### INPUT RECORDS
%%

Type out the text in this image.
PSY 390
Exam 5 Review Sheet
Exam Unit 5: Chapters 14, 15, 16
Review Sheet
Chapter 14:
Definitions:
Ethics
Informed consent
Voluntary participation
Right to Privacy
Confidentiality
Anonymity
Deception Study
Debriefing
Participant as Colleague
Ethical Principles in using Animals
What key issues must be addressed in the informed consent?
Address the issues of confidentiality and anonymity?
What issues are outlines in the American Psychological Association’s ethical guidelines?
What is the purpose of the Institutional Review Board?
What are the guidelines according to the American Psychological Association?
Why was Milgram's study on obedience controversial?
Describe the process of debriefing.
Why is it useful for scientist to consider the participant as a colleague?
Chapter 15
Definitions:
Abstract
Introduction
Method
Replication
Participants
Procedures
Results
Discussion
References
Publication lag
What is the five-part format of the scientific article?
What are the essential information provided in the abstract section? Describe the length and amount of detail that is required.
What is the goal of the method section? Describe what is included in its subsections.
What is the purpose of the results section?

%%

### TASK INSTRUCTIONS
Find the word "American" in the entries above and gather every line that holds it.

### ANSWER TO THIS EXERCISE
What issues are outlines in the American Psychological Association’s ethical guidelines?
What are the guidelines according to the American Psychological Association?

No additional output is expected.